━━━ Supplied information ━━━
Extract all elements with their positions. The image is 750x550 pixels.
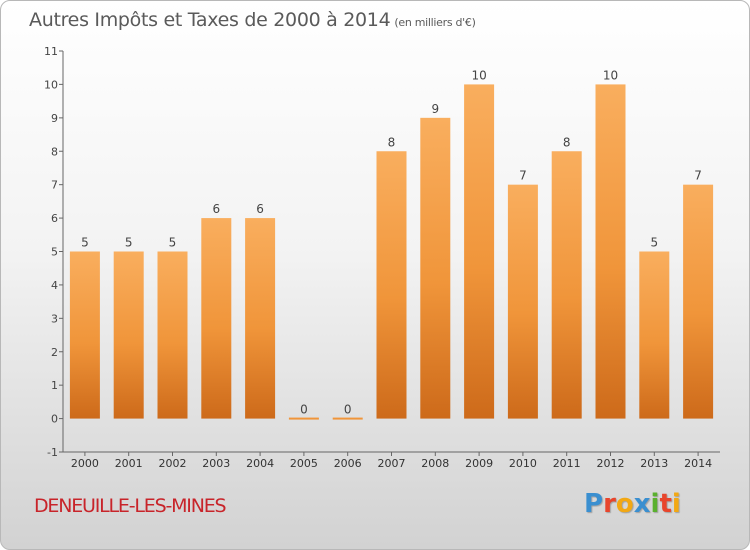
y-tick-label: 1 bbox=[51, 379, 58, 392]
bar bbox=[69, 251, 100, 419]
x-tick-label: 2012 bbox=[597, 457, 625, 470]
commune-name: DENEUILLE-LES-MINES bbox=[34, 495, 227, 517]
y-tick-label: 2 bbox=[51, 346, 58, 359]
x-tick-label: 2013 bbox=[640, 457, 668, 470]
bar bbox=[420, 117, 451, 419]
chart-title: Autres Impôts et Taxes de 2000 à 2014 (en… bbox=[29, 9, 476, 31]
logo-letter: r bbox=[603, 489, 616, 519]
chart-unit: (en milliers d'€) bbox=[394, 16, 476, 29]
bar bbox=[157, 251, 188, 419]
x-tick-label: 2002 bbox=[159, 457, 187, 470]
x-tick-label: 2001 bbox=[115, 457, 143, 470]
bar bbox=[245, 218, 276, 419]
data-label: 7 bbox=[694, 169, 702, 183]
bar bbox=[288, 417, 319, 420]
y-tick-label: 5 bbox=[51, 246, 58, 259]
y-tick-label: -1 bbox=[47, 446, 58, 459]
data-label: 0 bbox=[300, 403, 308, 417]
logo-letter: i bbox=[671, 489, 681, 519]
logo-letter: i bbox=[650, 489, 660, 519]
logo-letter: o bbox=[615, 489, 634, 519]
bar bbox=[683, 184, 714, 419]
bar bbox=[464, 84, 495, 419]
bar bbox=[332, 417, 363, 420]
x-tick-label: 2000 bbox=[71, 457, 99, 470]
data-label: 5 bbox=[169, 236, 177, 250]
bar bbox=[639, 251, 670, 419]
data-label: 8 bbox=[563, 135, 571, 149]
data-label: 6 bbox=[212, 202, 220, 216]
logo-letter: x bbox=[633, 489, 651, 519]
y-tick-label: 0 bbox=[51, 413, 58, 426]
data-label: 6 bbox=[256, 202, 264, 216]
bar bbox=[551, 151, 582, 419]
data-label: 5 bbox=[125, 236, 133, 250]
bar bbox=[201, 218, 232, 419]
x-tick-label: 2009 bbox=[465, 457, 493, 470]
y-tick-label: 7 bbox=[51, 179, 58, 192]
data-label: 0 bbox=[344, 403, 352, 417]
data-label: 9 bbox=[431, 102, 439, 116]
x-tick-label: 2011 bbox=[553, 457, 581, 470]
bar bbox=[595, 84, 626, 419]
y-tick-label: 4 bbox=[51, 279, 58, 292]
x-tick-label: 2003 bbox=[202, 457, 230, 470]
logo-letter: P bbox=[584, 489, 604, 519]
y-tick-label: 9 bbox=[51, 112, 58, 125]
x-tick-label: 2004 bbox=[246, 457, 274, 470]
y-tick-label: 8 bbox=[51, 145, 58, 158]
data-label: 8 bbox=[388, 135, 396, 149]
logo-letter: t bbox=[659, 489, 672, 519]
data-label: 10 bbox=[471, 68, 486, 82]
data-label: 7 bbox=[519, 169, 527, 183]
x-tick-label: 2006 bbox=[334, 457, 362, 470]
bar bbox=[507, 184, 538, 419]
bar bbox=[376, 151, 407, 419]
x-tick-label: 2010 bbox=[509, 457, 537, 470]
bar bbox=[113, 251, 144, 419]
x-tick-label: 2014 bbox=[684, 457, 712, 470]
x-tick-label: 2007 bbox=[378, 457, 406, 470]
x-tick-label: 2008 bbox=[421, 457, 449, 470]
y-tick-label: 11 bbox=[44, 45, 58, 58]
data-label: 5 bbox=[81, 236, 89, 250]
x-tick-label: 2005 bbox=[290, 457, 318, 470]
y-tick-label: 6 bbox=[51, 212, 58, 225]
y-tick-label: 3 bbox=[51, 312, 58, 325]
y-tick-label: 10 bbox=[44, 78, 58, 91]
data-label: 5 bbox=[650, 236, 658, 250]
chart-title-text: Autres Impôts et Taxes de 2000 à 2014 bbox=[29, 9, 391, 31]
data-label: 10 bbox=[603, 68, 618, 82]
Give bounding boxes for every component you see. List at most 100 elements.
━━━
━━━ Supplied information ━━━
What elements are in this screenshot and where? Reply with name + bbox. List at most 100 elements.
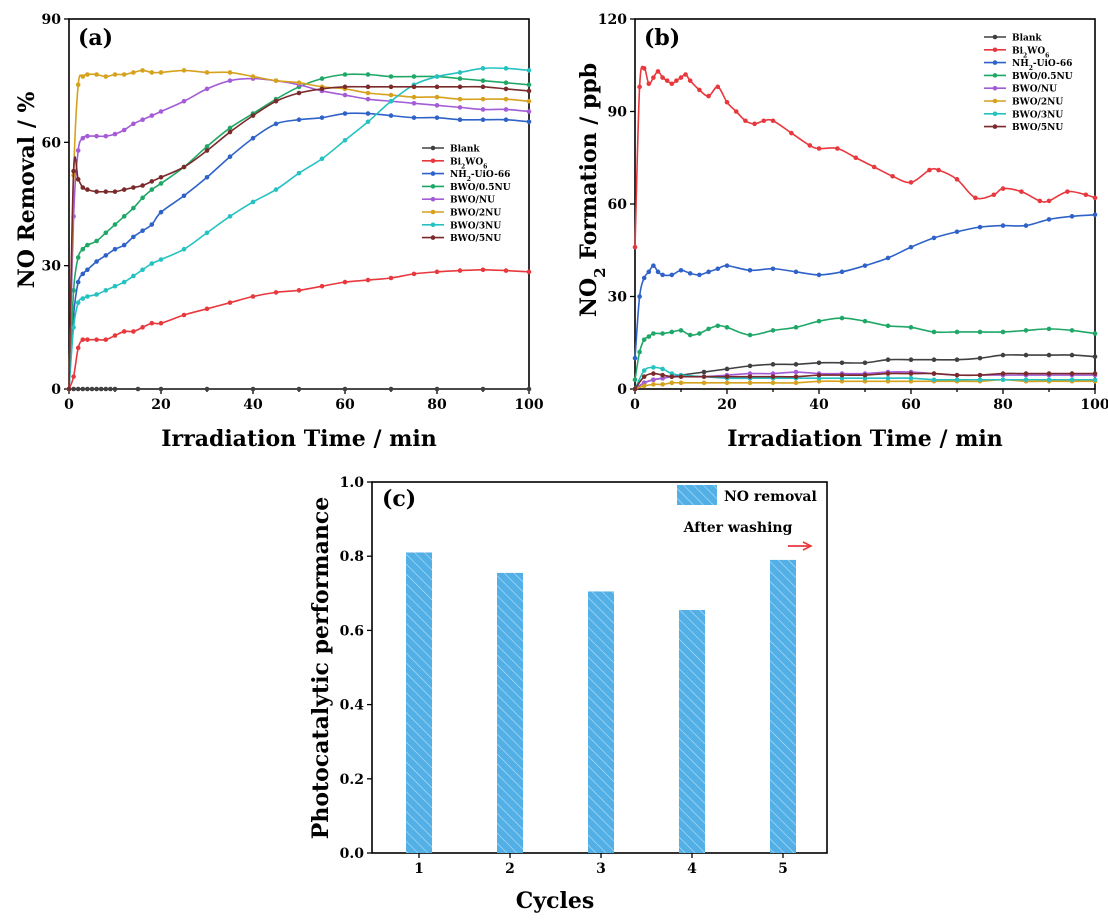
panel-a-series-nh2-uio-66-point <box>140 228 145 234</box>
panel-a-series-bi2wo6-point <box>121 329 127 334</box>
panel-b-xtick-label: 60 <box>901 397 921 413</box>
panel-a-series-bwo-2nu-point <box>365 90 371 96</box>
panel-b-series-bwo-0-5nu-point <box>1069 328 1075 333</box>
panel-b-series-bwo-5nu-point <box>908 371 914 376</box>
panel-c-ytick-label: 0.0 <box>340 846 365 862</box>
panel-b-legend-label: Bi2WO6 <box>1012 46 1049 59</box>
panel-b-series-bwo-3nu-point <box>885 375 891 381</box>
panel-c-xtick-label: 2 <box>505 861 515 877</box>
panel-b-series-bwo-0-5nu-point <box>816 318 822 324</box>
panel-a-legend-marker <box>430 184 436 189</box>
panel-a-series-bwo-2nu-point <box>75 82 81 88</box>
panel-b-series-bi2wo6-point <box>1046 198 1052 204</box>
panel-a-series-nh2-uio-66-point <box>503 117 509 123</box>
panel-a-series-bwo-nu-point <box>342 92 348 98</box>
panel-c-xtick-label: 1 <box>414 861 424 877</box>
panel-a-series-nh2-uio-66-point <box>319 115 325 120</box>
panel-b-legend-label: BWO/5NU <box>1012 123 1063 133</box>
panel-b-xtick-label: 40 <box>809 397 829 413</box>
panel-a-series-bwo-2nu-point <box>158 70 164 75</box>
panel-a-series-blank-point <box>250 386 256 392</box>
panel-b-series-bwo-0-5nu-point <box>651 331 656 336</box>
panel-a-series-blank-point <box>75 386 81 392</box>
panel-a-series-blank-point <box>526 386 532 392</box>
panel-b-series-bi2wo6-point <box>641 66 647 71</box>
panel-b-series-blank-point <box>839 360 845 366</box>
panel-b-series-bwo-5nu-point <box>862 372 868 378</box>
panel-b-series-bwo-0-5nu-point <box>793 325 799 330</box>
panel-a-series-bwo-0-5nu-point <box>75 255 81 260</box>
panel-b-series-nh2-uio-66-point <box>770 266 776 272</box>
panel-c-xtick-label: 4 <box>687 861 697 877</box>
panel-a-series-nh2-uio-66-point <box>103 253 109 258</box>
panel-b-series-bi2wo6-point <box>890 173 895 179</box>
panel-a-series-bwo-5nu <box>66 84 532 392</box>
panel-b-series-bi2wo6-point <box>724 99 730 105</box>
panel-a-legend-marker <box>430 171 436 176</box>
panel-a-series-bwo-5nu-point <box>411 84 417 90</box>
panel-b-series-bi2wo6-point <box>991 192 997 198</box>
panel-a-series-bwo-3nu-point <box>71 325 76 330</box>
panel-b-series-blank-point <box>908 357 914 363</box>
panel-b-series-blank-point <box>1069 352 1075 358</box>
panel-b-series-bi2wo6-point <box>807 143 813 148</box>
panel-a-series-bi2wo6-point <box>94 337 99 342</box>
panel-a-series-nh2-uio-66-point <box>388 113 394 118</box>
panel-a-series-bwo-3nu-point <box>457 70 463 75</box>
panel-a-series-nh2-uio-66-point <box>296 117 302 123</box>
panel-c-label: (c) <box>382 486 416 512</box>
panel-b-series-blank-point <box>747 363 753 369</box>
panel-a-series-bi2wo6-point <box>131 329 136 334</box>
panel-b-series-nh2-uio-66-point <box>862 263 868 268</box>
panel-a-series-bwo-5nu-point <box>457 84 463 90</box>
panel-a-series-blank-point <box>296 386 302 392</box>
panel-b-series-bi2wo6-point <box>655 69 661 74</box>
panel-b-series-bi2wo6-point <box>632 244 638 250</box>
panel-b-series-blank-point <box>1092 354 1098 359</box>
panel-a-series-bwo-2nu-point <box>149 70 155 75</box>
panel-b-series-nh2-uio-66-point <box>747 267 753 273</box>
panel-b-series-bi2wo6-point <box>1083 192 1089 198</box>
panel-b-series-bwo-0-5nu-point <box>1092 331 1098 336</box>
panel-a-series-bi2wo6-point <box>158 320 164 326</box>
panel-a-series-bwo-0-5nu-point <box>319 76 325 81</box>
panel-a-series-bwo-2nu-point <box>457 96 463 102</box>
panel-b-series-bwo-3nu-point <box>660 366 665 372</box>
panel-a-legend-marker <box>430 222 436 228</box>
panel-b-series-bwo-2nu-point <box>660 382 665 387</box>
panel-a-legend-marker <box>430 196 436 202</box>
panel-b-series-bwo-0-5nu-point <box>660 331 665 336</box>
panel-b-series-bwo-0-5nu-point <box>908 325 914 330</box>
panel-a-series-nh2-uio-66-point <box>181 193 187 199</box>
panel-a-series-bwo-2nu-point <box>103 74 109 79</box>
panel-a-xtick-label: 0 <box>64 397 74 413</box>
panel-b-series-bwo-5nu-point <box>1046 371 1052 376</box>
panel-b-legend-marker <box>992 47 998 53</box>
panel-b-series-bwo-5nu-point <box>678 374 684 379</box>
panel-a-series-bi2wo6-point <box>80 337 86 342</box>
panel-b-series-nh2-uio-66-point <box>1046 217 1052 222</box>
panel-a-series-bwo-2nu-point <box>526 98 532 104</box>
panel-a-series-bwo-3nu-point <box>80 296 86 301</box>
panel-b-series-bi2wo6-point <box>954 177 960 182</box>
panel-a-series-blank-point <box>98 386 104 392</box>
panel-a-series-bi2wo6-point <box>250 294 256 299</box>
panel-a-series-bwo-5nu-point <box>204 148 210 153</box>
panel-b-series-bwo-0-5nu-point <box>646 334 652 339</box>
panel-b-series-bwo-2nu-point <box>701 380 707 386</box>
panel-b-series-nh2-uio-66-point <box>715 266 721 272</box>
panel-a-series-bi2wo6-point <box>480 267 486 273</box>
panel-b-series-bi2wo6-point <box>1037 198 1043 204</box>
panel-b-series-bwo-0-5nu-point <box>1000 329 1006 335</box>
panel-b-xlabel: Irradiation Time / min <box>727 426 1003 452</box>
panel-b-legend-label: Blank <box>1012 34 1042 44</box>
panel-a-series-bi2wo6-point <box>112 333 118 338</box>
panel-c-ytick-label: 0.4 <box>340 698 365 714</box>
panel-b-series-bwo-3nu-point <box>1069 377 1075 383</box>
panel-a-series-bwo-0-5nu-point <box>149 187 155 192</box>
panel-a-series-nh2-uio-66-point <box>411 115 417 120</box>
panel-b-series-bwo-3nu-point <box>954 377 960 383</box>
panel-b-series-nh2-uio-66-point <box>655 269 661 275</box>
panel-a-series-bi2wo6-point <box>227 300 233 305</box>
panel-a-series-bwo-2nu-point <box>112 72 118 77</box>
━━━
Copy out, unchanged, the lines from the line with "y-tick-label: 1 bbox=[51, 379, 58, 392]" to the line with "data-label: 0 bbox=[344, 403, 352, 417]", including both.

- Solution:
y-tick-label: 1 bbox=[51, 379, 58, 392]
bar bbox=[69, 251, 100, 419]
x-tick-label: 2012 bbox=[597, 457, 625, 470]
commune-name: DENEUILLE-LES-MINES bbox=[34, 495, 227, 517]
y-tick-label: 2 bbox=[51, 346, 58, 359]
x-tick-label: 2013 bbox=[640, 457, 668, 470]
bar bbox=[420, 117, 451, 419]
chart-title: Autres Impôts et Taxes de 2000 à 2014 (en… bbox=[29, 9, 476, 31]
logo-letter: r bbox=[603, 489, 616, 519]
chart-unit: (en milliers d'€) bbox=[394, 16, 476, 29]
bar bbox=[157, 251, 188, 419]
x-tick-label: 2002 bbox=[159, 457, 187, 470]
x-tick-label: 2001 bbox=[115, 457, 143, 470]
bar bbox=[245, 218, 276, 419]
data-label: 7 bbox=[694, 169, 702, 183]
bar bbox=[288, 417, 319, 420]
y-tick-label: 5 bbox=[51, 246, 58, 259]
y-tick-label: -1 bbox=[47, 446, 58, 459]
data-label: 0 bbox=[300, 403, 308, 417]
logo-letter: i bbox=[671, 489, 681, 519]
logo-letter: i bbox=[650, 489, 660, 519]
logo-letter: o bbox=[615, 489, 634, 519]
bar bbox=[683, 184, 714, 419]
bar bbox=[464, 84, 495, 419]
bar bbox=[332, 417, 363, 420]
x-tick-label: 2000 bbox=[71, 457, 99, 470]
data-label: 5 bbox=[169, 236, 177, 250]
bar bbox=[639, 251, 670, 419]
data-label: 8 bbox=[563, 135, 571, 149]
data-label: 6 bbox=[212, 202, 220, 216]
logo-letter: x bbox=[633, 489, 651, 519]
y-tick-label: 0 bbox=[51, 413, 58, 426]
data-label: 6 bbox=[256, 202, 264, 216]
bar bbox=[551, 151, 582, 419]
data-label: 5 bbox=[125, 236, 133, 250]
bar bbox=[201, 218, 232, 419]
x-tick-label: 2009 bbox=[465, 457, 493, 470]
y-tick-label: 7 bbox=[51, 179, 58, 192]
data-label: 0 bbox=[344, 403, 352, 417]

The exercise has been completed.